Source records
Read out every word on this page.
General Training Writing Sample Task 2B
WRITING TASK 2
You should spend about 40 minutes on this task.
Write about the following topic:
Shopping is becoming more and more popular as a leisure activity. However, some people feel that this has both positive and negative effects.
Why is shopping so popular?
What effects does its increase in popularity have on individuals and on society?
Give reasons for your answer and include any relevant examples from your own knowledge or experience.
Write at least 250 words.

==

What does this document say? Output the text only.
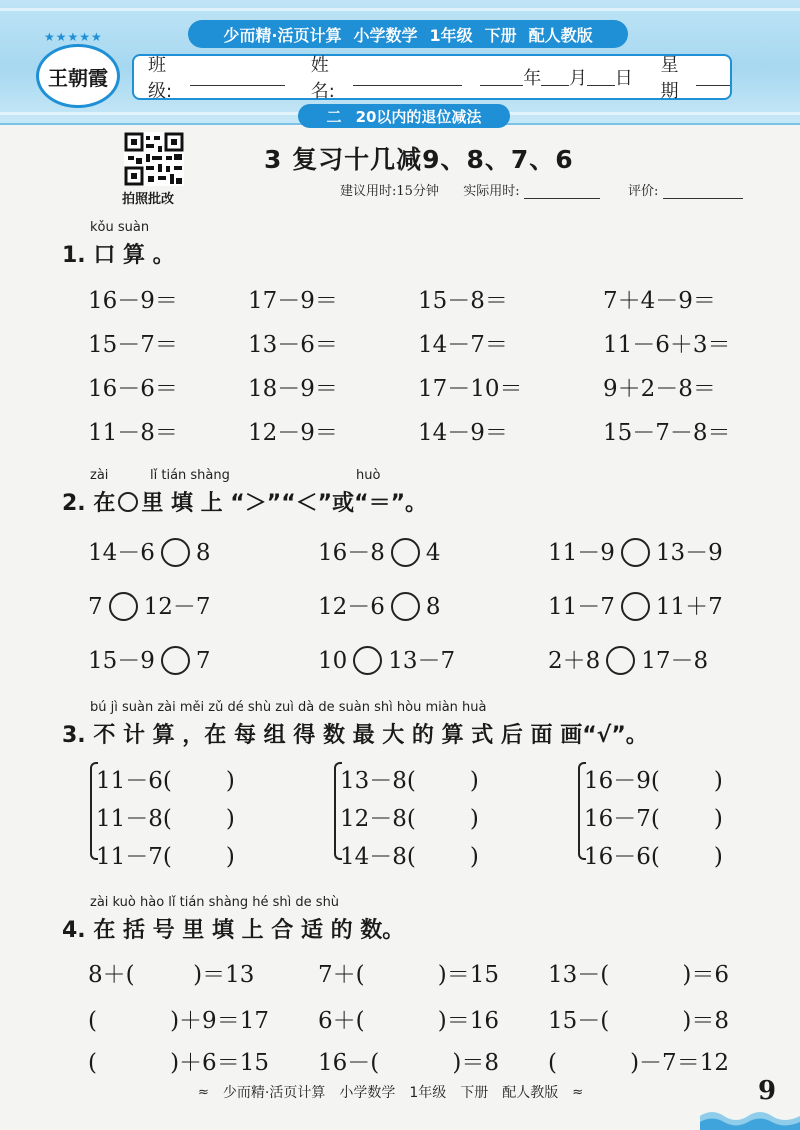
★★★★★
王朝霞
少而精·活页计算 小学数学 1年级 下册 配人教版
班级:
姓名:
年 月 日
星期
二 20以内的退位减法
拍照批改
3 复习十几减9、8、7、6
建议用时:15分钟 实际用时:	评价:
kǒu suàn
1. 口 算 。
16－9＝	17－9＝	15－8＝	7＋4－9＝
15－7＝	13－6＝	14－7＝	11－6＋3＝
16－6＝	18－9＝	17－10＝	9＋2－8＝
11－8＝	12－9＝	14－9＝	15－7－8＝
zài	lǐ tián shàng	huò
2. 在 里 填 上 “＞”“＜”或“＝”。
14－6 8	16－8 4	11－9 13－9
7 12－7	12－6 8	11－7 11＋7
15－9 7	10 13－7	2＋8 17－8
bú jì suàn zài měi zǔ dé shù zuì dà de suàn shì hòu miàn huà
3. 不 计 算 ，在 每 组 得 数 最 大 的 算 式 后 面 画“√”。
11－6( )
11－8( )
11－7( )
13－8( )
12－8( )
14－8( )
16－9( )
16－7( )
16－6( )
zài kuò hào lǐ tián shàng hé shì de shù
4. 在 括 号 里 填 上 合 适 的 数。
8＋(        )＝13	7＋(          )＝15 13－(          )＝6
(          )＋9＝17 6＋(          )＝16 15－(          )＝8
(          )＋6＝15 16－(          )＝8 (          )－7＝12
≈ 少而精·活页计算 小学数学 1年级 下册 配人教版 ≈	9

**WHAT IS REQUIRED:** Copy out each line of the records that holds the string "does".

**SOLUTION BELOW:**
What effects does its increase in popularity have on individuals and on society?
What does this document say? Output the text only.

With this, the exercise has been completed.